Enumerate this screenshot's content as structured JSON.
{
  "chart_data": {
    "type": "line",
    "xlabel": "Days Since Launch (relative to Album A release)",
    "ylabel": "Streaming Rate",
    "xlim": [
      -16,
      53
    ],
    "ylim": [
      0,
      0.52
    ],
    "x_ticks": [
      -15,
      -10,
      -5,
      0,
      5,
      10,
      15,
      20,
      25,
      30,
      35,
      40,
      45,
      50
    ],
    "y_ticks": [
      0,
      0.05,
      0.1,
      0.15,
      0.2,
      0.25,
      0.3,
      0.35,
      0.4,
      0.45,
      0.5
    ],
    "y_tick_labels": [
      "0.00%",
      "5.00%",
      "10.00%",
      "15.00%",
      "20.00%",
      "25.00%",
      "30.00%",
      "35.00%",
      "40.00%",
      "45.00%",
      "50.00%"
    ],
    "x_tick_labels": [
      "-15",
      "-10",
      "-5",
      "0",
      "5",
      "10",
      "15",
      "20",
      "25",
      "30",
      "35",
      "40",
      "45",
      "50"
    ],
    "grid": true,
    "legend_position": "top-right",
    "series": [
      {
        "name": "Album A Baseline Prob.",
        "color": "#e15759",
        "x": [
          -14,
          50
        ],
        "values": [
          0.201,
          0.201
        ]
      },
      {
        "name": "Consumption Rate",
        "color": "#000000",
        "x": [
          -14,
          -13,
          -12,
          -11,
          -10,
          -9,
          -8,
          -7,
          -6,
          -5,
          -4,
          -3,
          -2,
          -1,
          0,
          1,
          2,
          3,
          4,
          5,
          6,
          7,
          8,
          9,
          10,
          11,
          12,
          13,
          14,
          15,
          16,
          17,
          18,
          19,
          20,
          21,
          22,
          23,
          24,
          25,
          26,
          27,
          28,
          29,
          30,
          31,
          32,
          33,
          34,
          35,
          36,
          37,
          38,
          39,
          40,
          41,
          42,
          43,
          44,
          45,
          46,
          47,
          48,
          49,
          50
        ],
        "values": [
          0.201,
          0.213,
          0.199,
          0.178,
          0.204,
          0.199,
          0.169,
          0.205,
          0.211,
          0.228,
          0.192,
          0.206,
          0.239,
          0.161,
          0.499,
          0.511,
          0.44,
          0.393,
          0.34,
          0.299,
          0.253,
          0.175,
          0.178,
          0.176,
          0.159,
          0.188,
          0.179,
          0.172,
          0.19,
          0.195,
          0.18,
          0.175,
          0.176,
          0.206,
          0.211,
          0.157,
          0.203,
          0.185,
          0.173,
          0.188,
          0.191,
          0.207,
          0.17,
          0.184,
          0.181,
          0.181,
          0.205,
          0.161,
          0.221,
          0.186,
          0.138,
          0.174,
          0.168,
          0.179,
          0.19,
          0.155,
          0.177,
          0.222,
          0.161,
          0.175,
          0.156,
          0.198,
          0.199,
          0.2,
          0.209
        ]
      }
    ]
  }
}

◆ What the task asks ◆
Give back all the records exactly as they stand.

◆ The reply ◆
Enumerate this screenshot's content as structured JSON.
{
  "chart_data": {
    "type": "line",
    "xlabel": "Days Since Launch (relative to Album A release)",
    "ylabel": "Streaming Rate",
    "xlim": [
      -16,
      53
    ],
    "ylim": [
      0,
      0.52
    ],
    "x_ticks": [
      -15,
      -10,
      -5,
      0,
      5,
      10,
      15,
      20,
      25,
      30,
      35,
      40,
      45,
      50
    ],
    "y_ticks": [
      0,
      0.05,
      0.1,
      0.15,
      0.2,
      0.25,
      0.3,
      0.35,
      0.4,
      0.45,
      0.5
    ],
    "y_tick_labels": [
      "0.00%",
      "5.00%",
      "10.00%",
      "15.00%",
      "20.00%",
      "25.00%",
      "30.00%",
      "35.00%",
      "40.00%",
      "45.00%",
      "50.00%"
    ],
    "x_tick_labels": [
      "-15",
      "-10",
      "-5",
      "0",
      "5",
      "10",
      "15",
      "20",
      "25",
      "30",
      "35",
      "40",
      "45",
      "50"
    ],
    "grid": true,
    "legend_position": "top-right",
    "series": [
      {
        "name": "Album A Baseline Prob.",
        "color": "#e15759",
        "x": [
          -14,
          50
        ],
        "values": [
          0.201,
          0.201
        ]
      },
      {
        "name": "Consumption Rate",
        "color": "#000000",
        "x": [
          -14,
          -13,
          -12,
          -11,
          -10,
          -9,
          -8,
          -7,
          -6,
          -5,
          -4,
          -3,
          -2,
          -1,
          0,
          1,
          2,
          3,
          4,
          5,
          6,
          7,
          8,
          9,
          10,
          11,
          12,
          13,
          14,
          15,
          16,
          17,
          18,
          19,
          20,
          21,
          22,
          23,
          24,
          25,
          26,
          27,
          28,
          29,
          30,
          31,
          32,
          33,
          34,
          35,
          36,
          37,
          38,
          39,
          40,
          41,
          42,
          43,
          44,
          45,
          46,
          47,
          48,
          49,
          50
        ],
        "values": [
          0.201,
          0.213,
          0.199,
          0.178,
          0.204,
          0.199,
          0.169,
          0.205,
          0.211,
          0.228,
          0.192,
          0.206,
          0.239,
          0.161,
          0.499,
          0.511,
          0.44,
          0.393,
          0.34,
          0.299,
          0.253,
          0.175,
          0.178,
          0.176,
          0.159,
          0.188,
          0.179,
          0.172,
          0.19,
          0.195,
          0.18,
          0.175,
          0.176,
          0.206,
          0.211,
          0.157,
          0.203,
          0.185,
          0.173,
          0.188,
          0.191,
          0.207,
          0.17,
          0.184,
          0.181,
          0.181,
          0.205,
          0.161,
          0.221,
          0.186,
          0.138,
          0.174,
          0.168,
          0.179,
          0.19,
          0.155,
          0.177,
          0.222,
          0.161,
          0.175,
          0.156,
          0.198,
          0.199,
          0.2,
          0.209
        ]
      }
    ]
  }
}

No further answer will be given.